TASK PROMPT » Pictures appear in the records below; write out everything else exactly.

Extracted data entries

────

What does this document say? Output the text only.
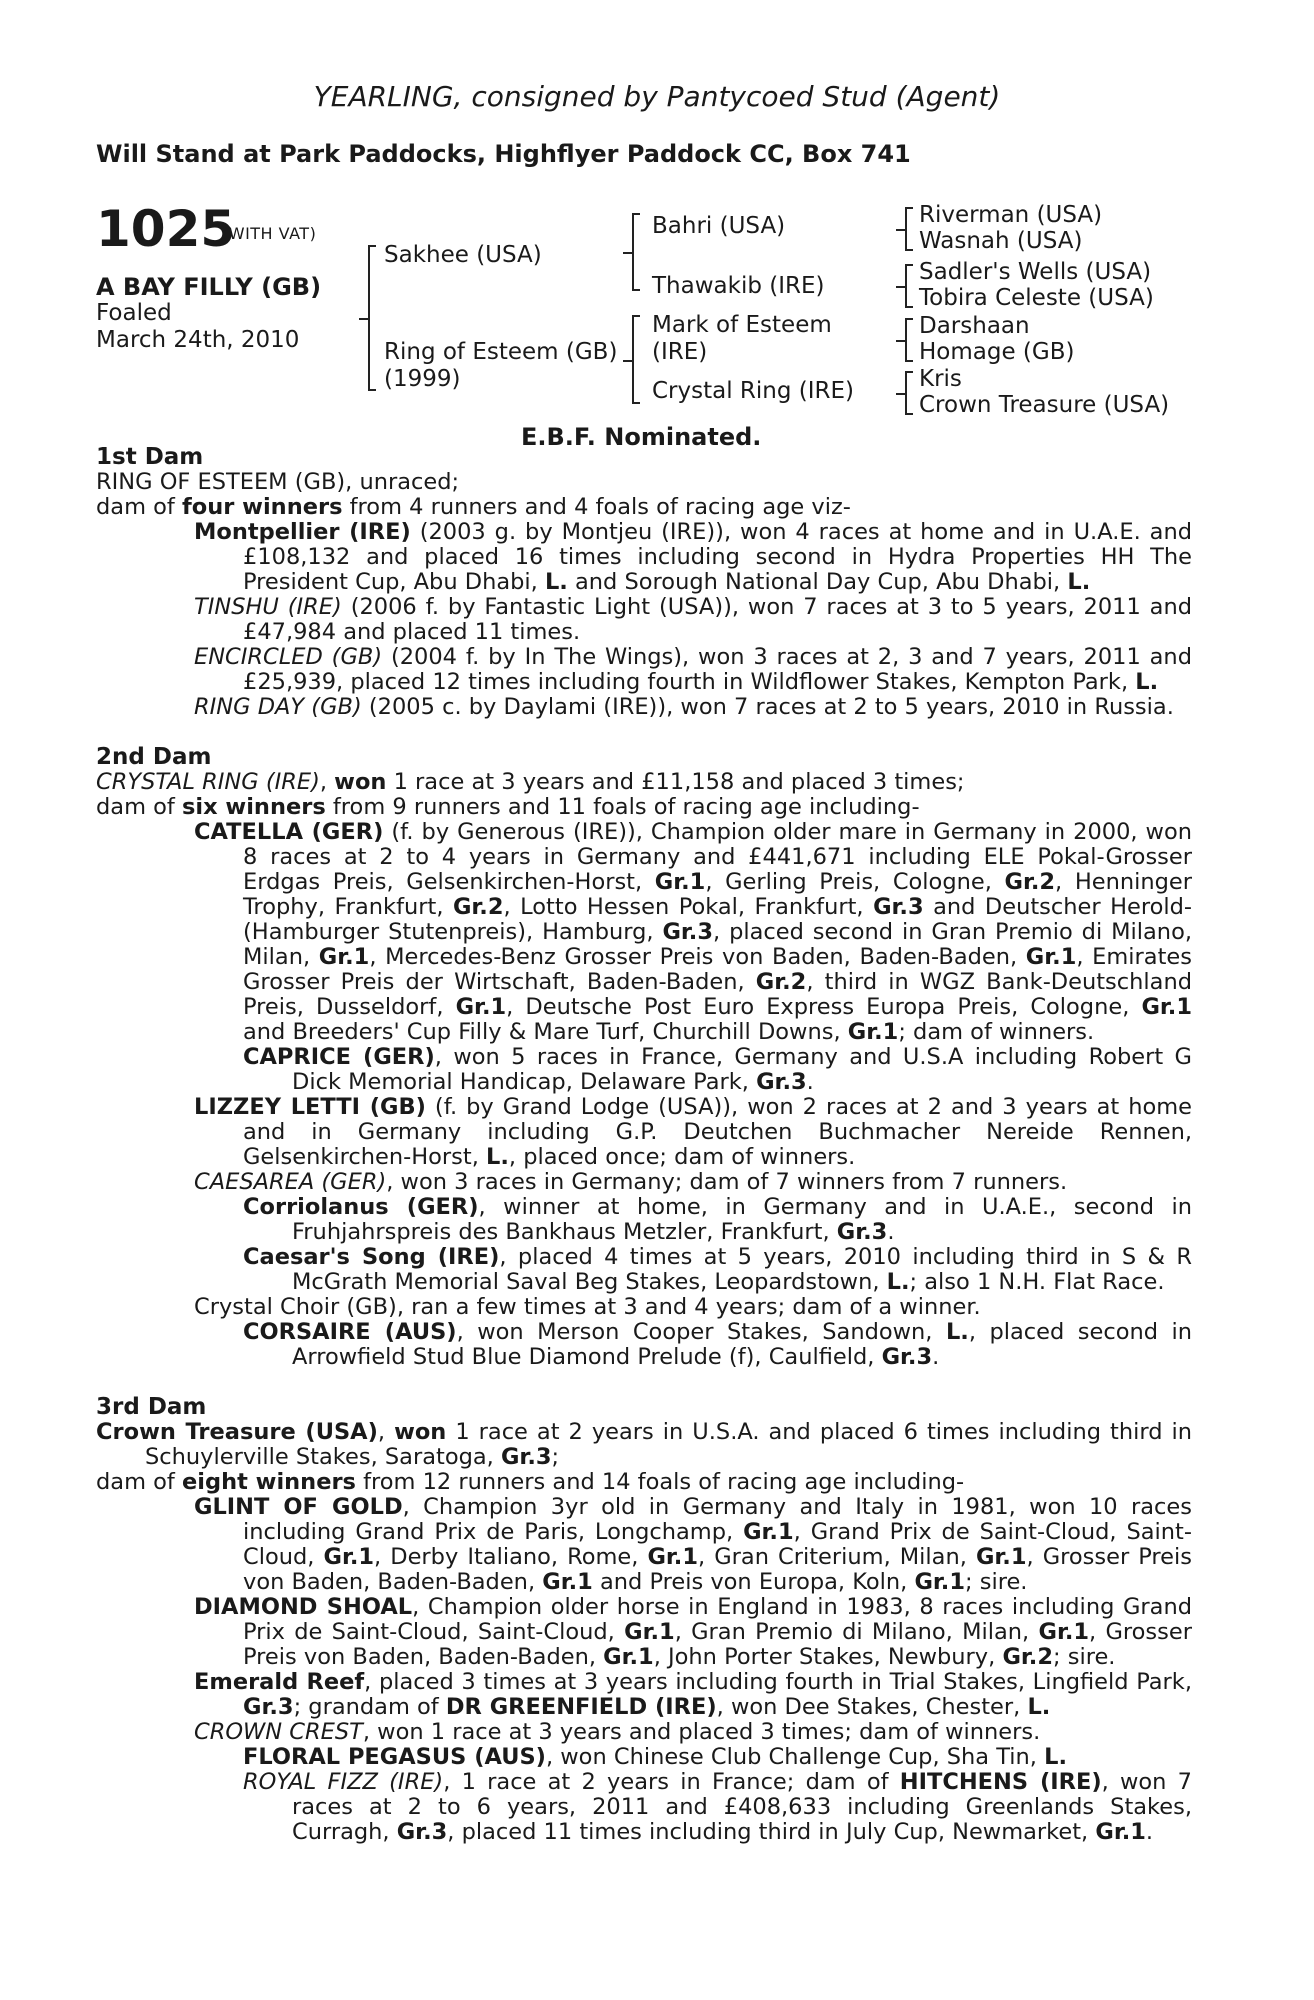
YEARLING, consigned by Pantycoed Stud (Agent)
Will Stand at Park Paddocks, Highflyer Paddock CC, Box 741
1025
(WITH VAT)
A BAY FILLY (GB)
Foaled
March 24th, 2010
Sakhee (USA)
Ring of Esteem (GB)
(1999)
Bahri (USA)
Thawakib (IRE)
Mark of Esteem
(IRE)
Crystal Ring (IRE)
Riverman (USA)
Wasnah (USA)
Sadler's Wells (USA)
Tobira Celeste (USA)
Darshaan
Homage (GB)
Kris
Crown Treasure (USA)
E.B.F. Nominated.

1st Dam

RING OF ESTEEM (GB), unraced;

dam of four winners from 4 runners and 4 foals of racing age viz-

Montpellier (IRE) (2003 g. by Montjeu (IRE)), won 4 races at home and in U.A.E. and £108,132 and placed 16 times including second in Hydra Properties HH The President Cup, Abu Dhabi, L. and Sorough National Day Cup, Abu Dhabi, L.

TINSHU (IRE) (2006 f. by Fantastic Light (USA)), won 7 races at 3 to 5 years, 2011 and £47,984 and placed 11 times.

ENCIRCLED (GB) (2004 f. by In The Wings), won 3 races at 2, 3 and 7 years, 2011 and £25,939, placed 12 times including fourth in Wildflower Stakes, Kempton Park, L.

RING DAY (GB) (2005 c. by Daylami (IRE)), won 7 races at 2 to 5 years, 2010 in Russia.

2nd Dam

CRYSTAL RING (IRE), won 1 race at 3 years and £11,158 and placed 3 times;

dam of six winners from 9 runners and 11 foals of racing age including-

CATELLA (GER) (f. by Generous (IRE)), Champion older mare in Germany in 2000, won 8 races at 2 to 4 years in Germany and £441,671 including ELE Pokal-Grosser Erdgas Preis, Gelsenkirchen-Horst, Gr.1, Gerling Preis, Cologne, Gr.2, Henninger Trophy, Frankfurt, Gr.2, Lotto Hessen Pokal, Frankfurt, Gr.3 and Deutscher Herold-(Hamburger Stutenpreis), Hamburg, Gr.3, placed second in Gran Premio di Milano, Milan, Gr.1, Mercedes-Benz Grosser Preis von Baden, Baden-Baden, Gr.1, Emirates Grosser Preis der Wirtschaft, Baden-Baden, Gr.2, third in WGZ Bank-Deutschland Preis, Dusseldorf, Gr.1, Deutsche Post Euro Express Europa Preis, Cologne, Gr.1 and Breeders' Cup Filly & Mare Turf, Churchill Downs, Gr.1; dam of winners.

CAPRICE (GER), won 5 races in France, Germany and U.S.A including Robert G Dick Memorial Handicap, Delaware Park, Gr.3.

LIZZEY LETTI (GB) (f. by Grand Lodge (USA)), won 2 races at 2 and 3 years at home and in Germany including G.P. Deutchen Buchmacher Nereide Rennen, Gelsenkirchen-Horst, L., placed once; dam of winners.

CAESAREA (GER), won 3 races in Germany; dam of 7 winners from 7 runners.

Corriolanus (GER), winner at home, in Germany and in U.A.E., second in Fruhjahrspreis des Bankhaus Metzler, Frankfurt, Gr.3.

Caesar's Song (IRE), placed 4 times at 5 years, 2010 including third in S & R McGrath Memorial Saval Beg Stakes, Leopardstown, L.; also 1 N.H. Flat Race.

Crystal Choir (GB), ran a few times at 3 and 4 years; dam of a winner.

CORSAIRE (AUS), won Merson Cooper Stakes, Sandown, L., placed second in Arrowfield Stud Blue Diamond Prelude (f), Caulfield, Gr.3.

3rd Dam

Crown Treasure (USA), won 1 race at 2 years in U.S.A. and placed 6 times including third in Schuylerville Stakes, Saratoga, Gr.3;

dam of eight winners from 12 runners and 14 foals of racing age including-

GLINT OF GOLD, Champion 3yr old in Germany and Italy in 1981, won 10 races including Grand Prix de Paris, Longchamp, Gr.1, Grand Prix de Saint-Cloud, Saint-Cloud, Gr.1, Derby Italiano, Rome, Gr.1, Gran Criterium, Milan, Gr.1, Grosser Preis von Baden, Baden-Baden, Gr.1 and Preis von Europa, Koln, Gr.1; sire.

DIAMOND SHOAL, Champion older horse in England in 1983, 8 races including Grand Prix de Saint-Cloud, Saint-Cloud, Gr.1, Gran Premio di Milano, Milan, Gr.1, Grosser Preis von Baden, Baden-Baden, Gr.1, John Porter Stakes, Newbury, Gr.2; sire.

Emerald Reef, placed 3 times at 3 years including fourth in Trial Stakes, Lingfield Park, Gr.3; grandam of DR GREENFIELD (IRE), won Dee Stakes, Chester, L.

CROWN CREST, won 1 race at 3 years and placed 3 times; dam of winners.

FLORAL PEGASUS (AUS), won Chinese Club Challenge Cup, Sha Tin, L.

ROYAL FIZZ (IRE), 1 race at 2 years in France; dam of HITCHENS (IRE), won 7 races at 2 to 6 years, 2011 and £408,633 including Greenlands Stakes, Curragh, Gr.3, placed 11 times including third in July Cup, Newmarket, Gr.1.
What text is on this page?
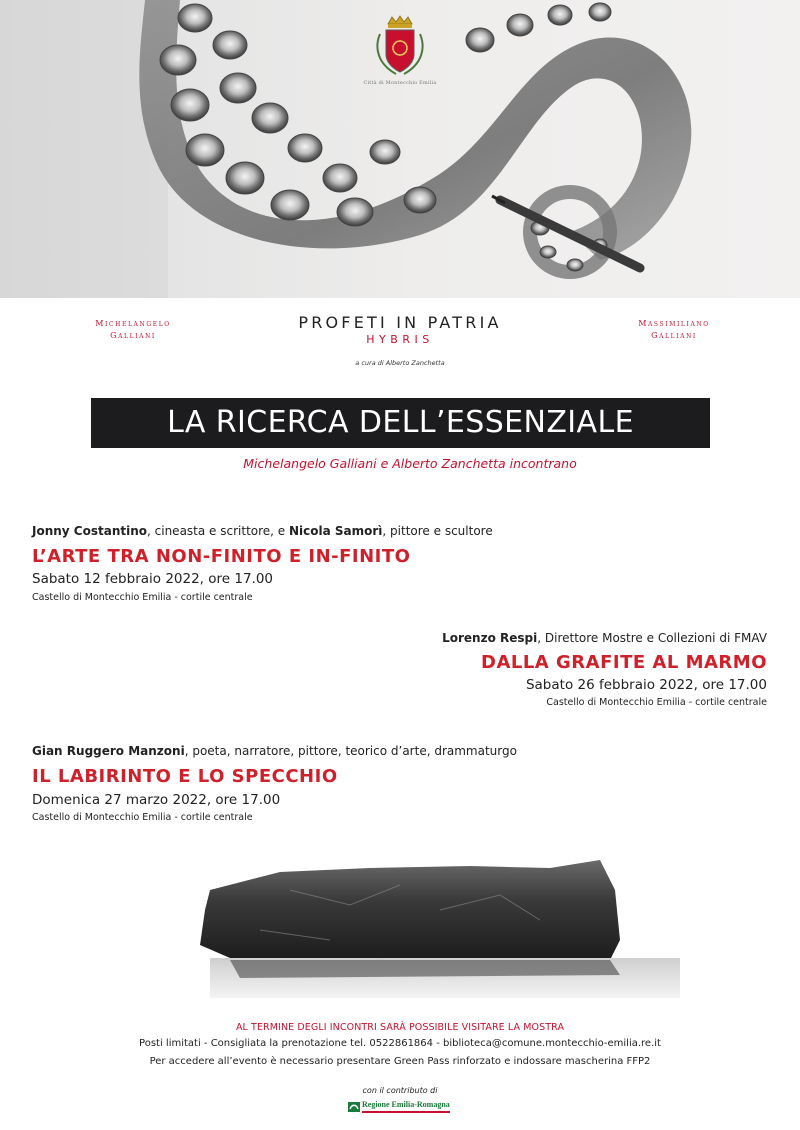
Città di Montecchio Emilia
Michelangelo
Galliani
Massimiliano
Galliani
PROFETI IN PATRIA
HYBRIS
a cura di Alberto Zanchetta
LA RICERCA DELL’ESSENZIALE
Michelangelo Galliani e Alberto Zanchetta incontrano
Jonny Costantino, cineasta e scrittore, e Nicola Samorì, pittore e scultore
L’ARTE TRA NON-FINITO E IN-FINITO
Sabato 12 febbraio 2022, ore 17.00
Castello di Montecchio Emilia - cortile centrale
Lorenzo Respi, Direttore Mostre e Collezioni di FMAV
DALLA GRAFITE AL MARMO
Sabato 26 febbraio 2022, ore 17.00
Castello di Montecchio Emilia - cortile centrale
Gian Ruggero Manzoni, poeta, narratore, pittore, teorico d’arte, drammaturgo
IL LABIRINTO E LO SPECCHIO
Domenica 27 marzo 2022, ore 17.00
Castello di Montecchio Emilia - cortile centrale
AL TERMINE DEGLI INCONTRI SARÀ POSSIBILE VISITARE LA MOSTRA
Posti limitati - Consigliata la prenotazione tel. 0522861864 - biblioteca@comune.montecchio-emilia.re.it
Per accedere all’evento è necessario presentare Green Pass rinforzato e indossare mascherina FFP2
con il contributo di
Regione Emilia-Romagna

────

SOLUTION TO THIS PROBLEM »
What does this document say? Output the text only.
YEARLING, consigned by Pantycoed Stud (Agent)
Will Stand at Park Paddocks, Highflyer Paddock CC, Box 741
1025
(WITH VAT)
A BAY FILLY (GB)
Foaled
March 24th, 2010
Sakhee (USA)
Ring of Esteem (GB)
(1999)
Bahri (USA)
Thawakib (IRE)
Mark of Esteem
(IRE)
Crystal Ring (IRE)
Riverman (USA)
Wasnah (USA)
Sadler's Wells (USA)
Tobira Celeste (USA)
Darshaan
Homage (GB)
Kris
Crown Treasure (USA)
E.B.F. Nominated.

1st Dam

RING OF ESTEEM (GB), unraced;

dam of four winners from 4 runners and 4 foals of racing age viz-

Montpellier (IRE) (2003 g. by Montjeu (IRE)), won 4 races at home and in U.A.E. and £108,132 and placed 16 times including second in Hydra Properties HH The President Cup, Abu Dhabi, L. and Sorough National Day Cup, Abu Dhabi, L.

TINSHU (IRE) (2006 f. by Fantastic Light (USA)), won 7 races at 3 to 5 years, 2011 and £47,984 and placed 11 times.

ENCIRCLED (GB) (2004 f. by In The Wings), won 3 races at 2, 3 and 7 years, 2011 and £25,939, placed 12 times including fourth in Wildflower Stakes, Kempton Park, L.

RING DAY (GB) (2005 c. by Daylami (IRE)), won 7 races at 2 to 5 years, 2010 in Russia.

2nd Dam

CRYSTAL RING (IRE), won 1 race at 3 years and £11,158 and placed 3 times;

dam of six winners from 9 runners and 11 foals of racing age including-

CATELLA (GER) (f. by Generous (IRE)), Champion older mare in Germany in 2000, won 8 races at 2 to 4 years in Germany and £441,671 including ELE Pokal-Grosser Erdgas Preis, Gelsenkirchen-Horst, Gr.1, Gerling Preis, Cologne, Gr.2, Henninger Trophy, Frankfurt, Gr.2, Lotto Hessen Pokal, Frankfurt, Gr.3 and Deutscher Herold-(Hamburger Stutenpreis), Hamburg, Gr.3, placed second in Gran Premio di Milano, Milan, Gr.1, Mercedes-Benz Grosser Preis von Baden, Baden-Baden, Gr.1, Emirates Grosser Preis der Wirtschaft, Baden-Baden, Gr.2, third in WGZ Bank-Deutschland Preis, Dusseldorf, Gr.1, Deutsche Post Euro Express Europa Preis, Cologne, Gr.1 and Breeders' Cup Filly & Mare Turf, Churchill Downs, Gr.1; dam of winners.

CAPRICE (GER), won 5 races in France, Germany and U.S.A including Robert G Dick Memorial Handicap, Delaware Park, Gr.3.

LIZZEY LETTI (GB) (f. by Grand Lodge (USA)), won 2 races at 2 and 3 years at home and in Germany including G.P. Deutchen Buchmacher Nereide Rennen, Gelsenkirchen-Horst, L., placed once; dam of winners.

CAESAREA (GER), won 3 races in Germany; dam of 7 winners from 7 runners.

Corriolanus (GER), winner at home, in Germany and in U.A.E., second in Fruhjahrspreis des Bankhaus Metzler, Frankfurt, Gr.3.

Caesar's Song (IRE), placed 4 times at 5 years, 2010 including third in S & R McGrath Memorial Saval Beg Stakes, Leopardstown, L.; also 1 N.H. Flat Race.

Crystal Choir (GB), ran a few times at 3 and 4 years; dam of a winner.

CORSAIRE (AUS), won Merson Cooper Stakes, Sandown, L., placed second in Arrowfield Stud Blue Diamond Prelude (f), Caulfield, Gr.3.

3rd Dam

Crown Treasure (USA), won 1 race at 2 years in U.S.A. and placed 6 times including third in Schuylerville Stakes, Saratoga, Gr.3;

dam of eight winners from 12 runners and 14 foals of racing age including-

GLINT OF GOLD, Champion 3yr old in Germany and Italy in 1981, won 10 races including Grand Prix de Paris, Longchamp, Gr.1, Grand Prix de Saint-Cloud, Saint-Cloud, Gr.1, Derby Italiano, Rome, Gr.1, Gran Criterium, Milan, Gr.1, Grosser Preis von Baden, Baden-Baden, Gr.1 and Preis von Europa, Koln, Gr.1; sire.

DIAMOND SHOAL, Champion older horse in England in 1983, 8 races including Grand Prix de Saint-Cloud, Saint-Cloud, Gr.1, Gran Premio di Milano, Milan, Gr.1, Grosser Preis von Baden, Baden-Baden, Gr.1, John Porter Stakes, Newbury, Gr.2; sire.

Emerald Reef, placed 3 times at 3 years including fourth in Trial Stakes, Lingfield Park, Gr.3; grandam of DR GREENFIELD (IRE), won Dee Stakes, Chester, L.

CROWN CREST, won 1 race at 3 years and placed 3 times; dam of winners.

FLORAL PEGASUS (AUS), won Chinese Club Challenge Cup, Sha Tin, L.

ROYAL FIZZ (IRE), 1 race at 2 years in France; dam of HITCHENS (IRE), won 7 races at 2 to 6 years, 2011 and £408,633 including Greenlands Stakes, Curragh, Gr.3, placed 11 times including third in July Cup, Newmarket, Gr.1.
What text is on this page?
Città di Montecchio Emilia
Michelangelo
Galliani
Massimiliano
Galliani
PROFETI IN PATRIA
HYBRIS
a cura di Alberto Zanchetta
LA RICERCA DELL’ESSENZIALE
Michelangelo Galliani e Alberto Zanchetta incontrano
Jonny Costantino, cineasta e scrittore, e Nicola Samorì, pittore e scultore
L’ARTE TRA NON-FINITO E IN-FINITO
Sabato 12 febbraio 2022, ore 17.00
Castello di Montecchio Emilia - cortile centrale
Lorenzo Respi, Direttore Mostre e Collezioni di FMAV
DALLA GRAFITE AL MARMO
Sabato 26 febbraio 2022, ore 17.00
Castello di Montecchio Emilia - cortile centrale
Gian Ruggero Manzoni, poeta, narratore, pittore, teorico d’arte, drammaturgo
IL LABIRINTO E LO SPECCHIO
Domenica 27 marzo 2022, ore 17.00
Castello di Montecchio Emilia - cortile centrale
AL TERMINE DEGLI INCONTRI SARÀ POSSIBILE VISITARE LA MOSTRA
Posti limitati - Consigliata la prenotazione tel. 0522861864 - biblioteca@comune.montecchio-emilia.re.it
Per accedere all’evento è necessario presentare Green Pass rinforzato e indossare mascherina FFP2
con il contributo di
Regione Emilia-Romagna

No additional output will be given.